== PROVIDED PASSAGE ==
• • •
Crave storefront templates are standard Next.js apps. Deploy them anywhere that supports Node.js or static hosting. This guide covers Vercel (recommended), Netlify, and custom setups.
Environment variables
Before deploying, make sure these variables are set in your hosting platform’s environment settings:
| Variable | Required | Description |
|---|
NEXT_PUBLIC_CRAVEUP_API_KEY | Yes | Production API key from the Dashboard |
NEXT_PUBLIC_LOCATION_ID | Yes | Location ID to serve |
NEXT_PUBLIC_LOCATION_SLUG | Yes | Location slug for merchant lookups |
NEXT_PUBLIC_STRIPE_PUBLISHABLE_KEY | Yes | Stripe publishable key for payments |
CRAVEUP_WEBHOOK_SECRET | If using webhooks | Secret for verifying webhook signatures |
Use production API keys (sk_live_...) for your production deployment. Test keys (sk_test_...) do not create real orders.
Deploy to Vercel
Vercel is the recommended platform for Next.js storefronts. It provides edge caching, serverless functions, and preview deployments.
Push to Git
Push your storefront to a GitHub, GitLab, or Bitbucket repository.
Import in Vercel
Go to vercel.com/new, import your repository, and select the Next.js framework preset. Set environment variables
Add your production environment variables in the Vercel project settings.
Deploy
Vercel builds and deploys automatically on every push to your main branch.
Or deploy from the CLI:
Custom domain
Add your domain in Vercel’s project settings under Domains. For a branded storefront, use a subdomain:
Deploy to Netlify
# Install the Netlify CLI
npm install -g netlify-cli
# Build and deploy
netlify deploy --prod --dir=.next
Set environment variables in the Netlify dashboard under Site settings > Environment variables.
Netlify requires the @netlify/plugin-nextjs plugin for full Next.js support. Add it in your netlify.toml or install via the Netlify dashboard.
Custom hosting
For Docker, VPS, or other setups, build and start the Next.js production server:
# Build
pnpm build
# Start the production server
pnpm start -p 3000
Docker
FROM node:20-alpine AS builder
WORKDIR /app
COPY package.json pnpm-lock.yaml ./
RUN corepack enable && pnpm install --frozen-lockfile
COPY . .
• • •
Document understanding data
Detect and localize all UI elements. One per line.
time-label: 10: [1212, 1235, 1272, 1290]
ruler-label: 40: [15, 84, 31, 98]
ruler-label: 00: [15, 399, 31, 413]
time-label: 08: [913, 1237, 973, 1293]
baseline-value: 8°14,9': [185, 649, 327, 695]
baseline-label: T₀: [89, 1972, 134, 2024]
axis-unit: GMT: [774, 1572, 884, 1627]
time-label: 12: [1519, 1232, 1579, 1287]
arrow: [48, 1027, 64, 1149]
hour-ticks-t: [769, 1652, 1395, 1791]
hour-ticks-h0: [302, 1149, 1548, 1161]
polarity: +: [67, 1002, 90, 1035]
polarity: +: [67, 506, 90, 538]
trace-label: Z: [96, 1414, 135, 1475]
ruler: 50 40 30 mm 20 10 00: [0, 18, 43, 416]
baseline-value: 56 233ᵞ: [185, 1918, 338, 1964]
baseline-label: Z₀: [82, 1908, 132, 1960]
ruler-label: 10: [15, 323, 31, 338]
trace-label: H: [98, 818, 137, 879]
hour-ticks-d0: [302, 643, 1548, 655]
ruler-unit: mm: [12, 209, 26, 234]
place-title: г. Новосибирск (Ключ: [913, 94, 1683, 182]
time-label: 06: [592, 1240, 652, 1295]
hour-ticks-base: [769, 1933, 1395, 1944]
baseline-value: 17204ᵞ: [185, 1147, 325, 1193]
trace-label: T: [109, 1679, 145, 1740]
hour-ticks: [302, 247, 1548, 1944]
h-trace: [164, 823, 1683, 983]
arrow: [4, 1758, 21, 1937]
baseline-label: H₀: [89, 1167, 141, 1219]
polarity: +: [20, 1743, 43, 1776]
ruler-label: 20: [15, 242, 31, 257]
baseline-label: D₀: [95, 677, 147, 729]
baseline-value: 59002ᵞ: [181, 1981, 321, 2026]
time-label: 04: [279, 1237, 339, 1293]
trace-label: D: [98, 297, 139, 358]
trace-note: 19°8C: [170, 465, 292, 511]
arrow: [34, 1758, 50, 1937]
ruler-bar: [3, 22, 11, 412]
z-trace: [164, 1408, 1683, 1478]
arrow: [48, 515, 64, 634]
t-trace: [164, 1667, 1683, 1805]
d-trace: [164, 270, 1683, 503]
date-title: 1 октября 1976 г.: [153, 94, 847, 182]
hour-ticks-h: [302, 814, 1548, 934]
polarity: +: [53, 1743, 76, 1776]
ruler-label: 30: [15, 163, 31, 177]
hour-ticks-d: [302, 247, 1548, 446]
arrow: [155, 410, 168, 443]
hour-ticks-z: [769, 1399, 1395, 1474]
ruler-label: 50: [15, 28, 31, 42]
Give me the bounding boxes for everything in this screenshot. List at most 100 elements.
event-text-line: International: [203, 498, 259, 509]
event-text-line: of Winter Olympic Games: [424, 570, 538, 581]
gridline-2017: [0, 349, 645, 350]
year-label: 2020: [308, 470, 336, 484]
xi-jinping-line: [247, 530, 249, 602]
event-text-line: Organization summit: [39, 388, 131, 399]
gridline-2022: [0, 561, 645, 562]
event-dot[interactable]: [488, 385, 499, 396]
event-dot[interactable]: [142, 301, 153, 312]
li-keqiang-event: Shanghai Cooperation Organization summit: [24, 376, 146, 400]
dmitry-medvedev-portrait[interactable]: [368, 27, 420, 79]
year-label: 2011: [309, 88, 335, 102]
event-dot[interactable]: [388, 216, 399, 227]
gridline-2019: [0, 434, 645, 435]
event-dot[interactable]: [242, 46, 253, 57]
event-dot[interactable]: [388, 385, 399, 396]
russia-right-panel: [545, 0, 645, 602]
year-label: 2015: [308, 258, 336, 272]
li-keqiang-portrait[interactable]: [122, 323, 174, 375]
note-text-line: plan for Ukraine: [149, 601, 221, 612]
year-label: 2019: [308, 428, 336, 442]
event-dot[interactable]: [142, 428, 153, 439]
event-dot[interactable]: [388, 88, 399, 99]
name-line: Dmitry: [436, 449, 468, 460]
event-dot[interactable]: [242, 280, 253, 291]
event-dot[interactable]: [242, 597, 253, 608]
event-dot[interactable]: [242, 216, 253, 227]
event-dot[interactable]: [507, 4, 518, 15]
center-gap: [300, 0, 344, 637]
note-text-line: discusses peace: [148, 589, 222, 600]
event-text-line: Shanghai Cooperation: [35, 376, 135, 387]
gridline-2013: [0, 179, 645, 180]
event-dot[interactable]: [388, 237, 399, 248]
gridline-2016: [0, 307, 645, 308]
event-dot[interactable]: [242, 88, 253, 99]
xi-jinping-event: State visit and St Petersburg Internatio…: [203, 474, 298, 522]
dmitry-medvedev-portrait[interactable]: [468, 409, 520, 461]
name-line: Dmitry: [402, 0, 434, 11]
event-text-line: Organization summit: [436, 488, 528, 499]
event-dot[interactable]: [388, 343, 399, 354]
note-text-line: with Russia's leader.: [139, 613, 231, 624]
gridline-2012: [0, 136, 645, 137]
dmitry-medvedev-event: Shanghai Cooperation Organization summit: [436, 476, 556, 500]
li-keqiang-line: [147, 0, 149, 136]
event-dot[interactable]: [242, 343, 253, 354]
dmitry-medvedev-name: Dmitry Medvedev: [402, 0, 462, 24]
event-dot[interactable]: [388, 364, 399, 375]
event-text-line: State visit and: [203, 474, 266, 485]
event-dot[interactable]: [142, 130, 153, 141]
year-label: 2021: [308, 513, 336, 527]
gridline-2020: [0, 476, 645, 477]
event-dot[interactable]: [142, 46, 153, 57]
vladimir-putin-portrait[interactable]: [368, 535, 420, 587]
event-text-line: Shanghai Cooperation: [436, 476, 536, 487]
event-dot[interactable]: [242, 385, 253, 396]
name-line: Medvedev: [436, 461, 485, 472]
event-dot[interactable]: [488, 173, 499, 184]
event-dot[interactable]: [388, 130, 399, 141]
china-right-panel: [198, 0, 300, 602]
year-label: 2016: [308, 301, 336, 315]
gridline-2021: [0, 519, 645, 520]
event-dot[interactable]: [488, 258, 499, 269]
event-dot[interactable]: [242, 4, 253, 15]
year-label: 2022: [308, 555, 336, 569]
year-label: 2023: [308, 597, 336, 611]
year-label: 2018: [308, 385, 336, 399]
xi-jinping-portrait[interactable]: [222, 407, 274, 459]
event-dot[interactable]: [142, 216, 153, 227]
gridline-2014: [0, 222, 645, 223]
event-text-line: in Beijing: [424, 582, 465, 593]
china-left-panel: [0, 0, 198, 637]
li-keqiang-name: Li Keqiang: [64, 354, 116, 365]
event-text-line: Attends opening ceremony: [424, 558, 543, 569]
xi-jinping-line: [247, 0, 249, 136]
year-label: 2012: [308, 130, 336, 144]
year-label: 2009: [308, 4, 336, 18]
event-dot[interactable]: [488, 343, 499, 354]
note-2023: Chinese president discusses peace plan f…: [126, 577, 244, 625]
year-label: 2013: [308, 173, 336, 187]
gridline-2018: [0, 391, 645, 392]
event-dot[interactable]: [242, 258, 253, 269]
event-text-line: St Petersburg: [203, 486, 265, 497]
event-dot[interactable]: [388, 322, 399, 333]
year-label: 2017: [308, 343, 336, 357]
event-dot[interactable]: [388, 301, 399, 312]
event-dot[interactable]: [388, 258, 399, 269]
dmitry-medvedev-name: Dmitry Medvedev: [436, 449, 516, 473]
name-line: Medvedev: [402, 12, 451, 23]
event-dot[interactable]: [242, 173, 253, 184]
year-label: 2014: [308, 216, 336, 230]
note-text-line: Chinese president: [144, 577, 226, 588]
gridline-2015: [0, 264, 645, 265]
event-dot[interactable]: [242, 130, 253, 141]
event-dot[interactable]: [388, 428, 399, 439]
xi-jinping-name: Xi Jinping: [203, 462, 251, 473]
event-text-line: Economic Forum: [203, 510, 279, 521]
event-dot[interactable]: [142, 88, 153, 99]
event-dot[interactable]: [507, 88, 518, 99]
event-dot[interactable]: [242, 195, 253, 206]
• • •
== ACTION ITEM A ==
Summarize the deployment guide in two sentences.
== ACTION ITEM B ==
Using the deployment guide, decide whether each statement agrees with it, and answer yes or no with the words that settle the matter: (i) Vercel is the recommended hosting platform. (ii) Test keys create real orders. (iii) CRAVEUP_WEBHOOK_SECRET is required in every deployment.
== ACTION ITEM C ==
Extend the deployment guide, starting after its last line.

== TASK OUTPUT A ==
Crave storefront templates are standard Next.js apps that can be deployed to Vercel (the recommended platform), Netlify, or custom setups, with required environment variables such as the API key, location ID and slug, and Stripe publishable key set in the hosting platform. On Vercel, you push the storefront to a Git repository, import it with the Next.js preset, add production variables, and get automatic deploys on every push to the main branch, while Netlify needs the @netlify/plugin-nextjs plugin and custom hosting builds and starts the Next.js production server.

== TASK OUTPUT B ==
(i) Yes: "Vercel is the recommended platform for Next.js storefronts."
(ii) No: "Test keys (sk_test_...) do not create real orders."
(iii) No: "CRAVEUP_WEBHOOK_SECRET | If using webhooks"

== TASK OUTPUT C ==
RUN pnpm build
FROM node:20-alpine AS runner
WORKDIR /app
COPY --from=builder /app/.next/standalone ./
COPY --from=builder /app/.next/static ./.next/static
COPY --from=builder /app/public ./public
EXPOSE 3000
ENV PORT=3000
CMD ["node", "server.js"]
Enable standalone output in your Next.js config:
const nextConfig = {
output: 'standalone',
};
export default nextConfig;
After deploying, verify these optimizations:
- Images: Product images should be served through
next/image for automatic optimization
- Caching: Location and menu data changes infrequently — cache it with
revalidate in server components
- Bundle size: Run
npx next build and check the output for large pages (aim for < 100kB first load JS)
- Core Web Vitals: Test with PageSpeed Insights — aim for all green scores
// Cache merchant data for 5 minutes
export const revalidate = 300;
export default async function HomePage() {
const merchant = await storefront.merchant.getBySlug('downtown-pizza');
// ...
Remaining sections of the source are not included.